INFORMATION SUPPLIED
..........
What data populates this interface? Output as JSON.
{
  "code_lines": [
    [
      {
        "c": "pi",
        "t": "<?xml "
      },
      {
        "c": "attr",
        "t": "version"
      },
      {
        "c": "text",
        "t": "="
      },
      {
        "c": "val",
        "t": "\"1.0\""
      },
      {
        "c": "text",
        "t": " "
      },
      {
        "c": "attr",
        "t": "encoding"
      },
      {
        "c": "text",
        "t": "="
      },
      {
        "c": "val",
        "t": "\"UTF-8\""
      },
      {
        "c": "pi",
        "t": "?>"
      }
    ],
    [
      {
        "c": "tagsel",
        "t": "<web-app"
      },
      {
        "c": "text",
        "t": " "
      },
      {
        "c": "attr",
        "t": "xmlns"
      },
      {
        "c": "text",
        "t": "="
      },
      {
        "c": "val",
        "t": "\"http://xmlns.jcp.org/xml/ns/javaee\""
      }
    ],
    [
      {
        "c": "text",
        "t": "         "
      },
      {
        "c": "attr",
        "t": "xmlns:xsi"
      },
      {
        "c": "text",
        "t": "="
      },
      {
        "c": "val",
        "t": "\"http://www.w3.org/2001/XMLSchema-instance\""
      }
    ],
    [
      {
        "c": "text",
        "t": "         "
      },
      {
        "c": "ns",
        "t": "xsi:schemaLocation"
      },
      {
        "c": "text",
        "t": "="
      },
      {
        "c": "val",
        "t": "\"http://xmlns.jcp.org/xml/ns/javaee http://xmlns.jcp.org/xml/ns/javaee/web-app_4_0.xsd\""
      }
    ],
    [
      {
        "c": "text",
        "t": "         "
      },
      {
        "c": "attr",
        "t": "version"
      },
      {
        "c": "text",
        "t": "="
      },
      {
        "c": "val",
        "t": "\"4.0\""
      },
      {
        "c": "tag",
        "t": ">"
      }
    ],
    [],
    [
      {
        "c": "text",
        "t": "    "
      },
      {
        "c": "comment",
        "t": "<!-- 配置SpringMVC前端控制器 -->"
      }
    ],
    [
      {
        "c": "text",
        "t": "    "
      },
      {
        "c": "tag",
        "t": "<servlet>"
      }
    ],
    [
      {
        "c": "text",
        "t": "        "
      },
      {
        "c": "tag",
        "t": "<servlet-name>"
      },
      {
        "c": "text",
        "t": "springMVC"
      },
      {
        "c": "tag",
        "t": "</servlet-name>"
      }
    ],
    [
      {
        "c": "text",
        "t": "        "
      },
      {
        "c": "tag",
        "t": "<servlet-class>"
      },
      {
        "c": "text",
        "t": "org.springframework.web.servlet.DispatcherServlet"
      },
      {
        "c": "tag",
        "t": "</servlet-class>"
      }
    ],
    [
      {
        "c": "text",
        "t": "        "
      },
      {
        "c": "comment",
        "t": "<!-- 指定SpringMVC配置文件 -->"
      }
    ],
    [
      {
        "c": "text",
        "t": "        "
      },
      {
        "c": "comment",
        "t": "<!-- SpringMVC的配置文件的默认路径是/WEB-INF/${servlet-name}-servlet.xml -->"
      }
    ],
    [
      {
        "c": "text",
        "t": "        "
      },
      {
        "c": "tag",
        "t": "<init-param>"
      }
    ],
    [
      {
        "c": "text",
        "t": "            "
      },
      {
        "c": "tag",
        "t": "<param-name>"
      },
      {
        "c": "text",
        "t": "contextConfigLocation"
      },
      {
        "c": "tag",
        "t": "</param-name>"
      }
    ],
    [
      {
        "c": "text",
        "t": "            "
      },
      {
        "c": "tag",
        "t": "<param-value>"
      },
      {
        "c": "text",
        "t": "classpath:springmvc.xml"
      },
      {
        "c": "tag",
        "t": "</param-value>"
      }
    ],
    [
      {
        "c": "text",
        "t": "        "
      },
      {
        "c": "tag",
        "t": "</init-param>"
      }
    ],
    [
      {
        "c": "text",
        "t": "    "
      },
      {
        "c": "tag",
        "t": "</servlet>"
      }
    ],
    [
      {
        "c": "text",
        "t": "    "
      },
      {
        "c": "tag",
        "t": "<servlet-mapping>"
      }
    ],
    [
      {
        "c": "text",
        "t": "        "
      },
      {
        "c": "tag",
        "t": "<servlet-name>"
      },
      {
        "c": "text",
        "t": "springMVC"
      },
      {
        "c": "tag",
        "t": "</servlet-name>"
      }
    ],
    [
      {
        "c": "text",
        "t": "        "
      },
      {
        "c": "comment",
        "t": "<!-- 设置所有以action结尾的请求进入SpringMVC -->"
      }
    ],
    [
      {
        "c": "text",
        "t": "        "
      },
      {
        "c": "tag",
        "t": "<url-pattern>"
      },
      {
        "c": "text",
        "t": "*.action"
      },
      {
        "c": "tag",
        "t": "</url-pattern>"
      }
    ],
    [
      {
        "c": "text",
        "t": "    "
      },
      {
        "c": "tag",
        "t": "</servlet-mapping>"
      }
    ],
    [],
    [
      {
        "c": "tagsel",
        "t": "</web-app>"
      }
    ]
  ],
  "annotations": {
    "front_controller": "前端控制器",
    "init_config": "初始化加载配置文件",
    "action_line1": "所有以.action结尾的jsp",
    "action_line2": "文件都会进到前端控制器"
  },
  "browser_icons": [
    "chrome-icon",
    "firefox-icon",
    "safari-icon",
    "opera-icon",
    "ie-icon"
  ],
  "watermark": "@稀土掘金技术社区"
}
..........
WHAT IS EXPECTED
Extract the complete set of records unchanged.

REPLY
What data populates this interface? Output as JSON.
{
  "code_lines": [
    [
      {
        "c": "pi",
        "t": "<?xml "
      },
      {
        "c": "attr",
        "t": "version"
      },
      {
        "c": "text",
        "t": "="
      },
      {
        "c": "val",
        "t": "\"1.0\""
      },
      {
        "c": "text",
        "t": " "
      },
      {
        "c": "attr",
        "t": "encoding"
      },
      {
        "c": "text",
        "t": "="
      },
      {
        "c": "val",
        "t": "\"UTF-8\""
      },
      {
        "c": "pi",
        "t": "?>"
      }
    ],
    [
      {
        "c": "tagsel",
        "t": "<web-app"
      },
      {
        "c": "text",
        "t": " "
      },
      {
        "c": "attr",
        "t": "xmlns"
      },
      {
        "c": "text",
        "t": "="
      },
      {
        "c": "val",
        "t": "\"http://xmlns.jcp.org/xml/ns/javaee\""
      }
    ],
    [
      {
        "c": "text",
        "t": "         "
      },
      {
        "c": "attr",
        "t": "xmlns:xsi"
      },
      {
        "c": "text",
        "t": "="
      },
      {
        "c": "val",
        "t": "\"http://www.w3.org/2001/XMLSchema-instance\""
      }
    ],
    [
      {
        "c": "text",
        "t": "         "
      },
      {
        "c": "ns",
        "t": "xsi:schemaLocation"
      },
      {
        "c": "text",
        "t": "="
      },
      {
        "c": "val",
        "t": "\"http://xmlns.jcp.org/xml/ns/javaee http://xmlns.jcp.org/xml/ns/javaee/web-app_4_0.xsd\""
      }
    ],
    [
      {
        "c": "text",
        "t": "         "
      },
      {
        "c": "attr",
        "t": "version"
      },
      {
        "c": "text",
        "t": "="
      },
      {
        "c": "val",
        "t": "\"4.0\""
      },
      {
        "c": "tag",
        "t": ">"
      }
    ],
    [],
    [
      {
        "c": "text",
        "t": "    "
      },
      {
        "c": "comment",
        "t": "<!-- 配置SpringMVC前端控制器 -->"
      }
    ],
    [
      {
        "c": "text",
        "t": "    "
      },
      {
        "c": "tag",
        "t": "<servlet>"
      }
    ],
    [
      {
        "c": "text",
        "t": "        "
      },
      {
        "c": "tag",
        "t": "<servlet-name>"
      },
      {
        "c": "text",
        "t": "springMVC"
      },
      {
        "c": "tag",
        "t": "</servlet-name>"
      }
    ],
    [
      {
        "c": "text",
        "t": "        "
      },
      {
        "c": "tag",
        "t": "<servlet-class>"
      },
      {
        "c": "text",
        "t": "org.springframework.web.servlet.DispatcherServlet"
      },
      {
        "c": "tag",
        "t": "</servlet-class>"
      }
    ],
    [
      {
        "c": "text",
        "t": "        "
      },
      {
        "c": "comment",
        "t": "<!-- 指定SpringMVC配置文件 -->"
      }
    ],
    [
      {
        "c": "text",
        "t": "        "
      },
      {
        "c": "comment",
        "t": "<!-- SpringMVC的配置文件的默认路径是/WEB-INF/${servlet-name}-servlet.xml -->"
      }
    ],
    [
      {
        "c": "text",
        "t": "        "
      },
      {
        "c": "tag",
        "t": "<init-param>"
      }
    ],
    [
      {
        "c": "text",
        "t": "            "
      },
      {
        "c": "tag",
        "t": "<param-name>"
      },
      {
        "c": "text",
        "t": "contextConfigLocation"
      },
      {
        "c": "tag",
        "t": "</param-name>"
      }
    ],
    [
      {
        "c": "text",
        "t": "            "
      },
      {
        "c": "tag",
        "t": "<param-value>"
      },
      {
        "c": "text",
        "t": "classpath:springmvc.xml"
      },
      {
        "c": "tag",
        "t": "</param-value>"
      }
    ],
    [
      {
        "c": "text",
        "t": "        "
      },
      {
        "c": "tag",
        "t": "</init-param>"
      }
    ],
    [
      {
        "c": "text",
        "t": "    "
      },
      {
        "c": "tag",
        "t": "</servlet>"
      }
    ],
    [
      {
        "c": "text",
        "t": "    "
      },
      {
        "c": "tag",
        "t": "<servlet-mapping>"
      }
    ],
    [
      {
        "c": "text",
        "t": "        "
      },
      {
        "c": "tag",
        "t": "<servlet-name>"
      },
      {
        "c": "text",
        "t": "springMVC"
      },
      {
        "c": "tag",
        "t": "</servlet-name>"
      }
    ],
    [
      {
        "c": "text",
        "t": "        "
      },
      {
        "c": "comment",
        "t": "<!-- 设置所有以action结尾的请求进入SpringMVC -->"
      }
    ],
    [
      {
        "c": "text",
        "t": "        "
      },
      {
        "c": "tag",
        "t": "<url-pattern>"
      },
      {
        "c": "text",
        "t": "*.action"
      },
      {
        "c": "tag",
        "t": "</url-pattern>"
      }
    ],
    [
      {
        "c": "text",
        "t": "    "
      },
      {
        "c": "tag",
        "t": "</servlet-mapping>"
      }
    ],
    [],
    [
      {
        "c": "tagsel",
        "t": "</web-app>"
      }
    ]
  ],
  "annotations": {
    "front_controller": "前端控制器",
    "init_config": "初始化加载配置文件",
    "action_line1": "所有以.action结尾的jsp",
    "action_line2": "文件都会进到前端控制器"
  },
  "browser_icons": [
    "chrome-icon",
    "firefox-icon",
    "safari-icon",
    "opera-icon",
    "ie-icon"
  ],
  "watermark": "@稀土掘金技术社区"
}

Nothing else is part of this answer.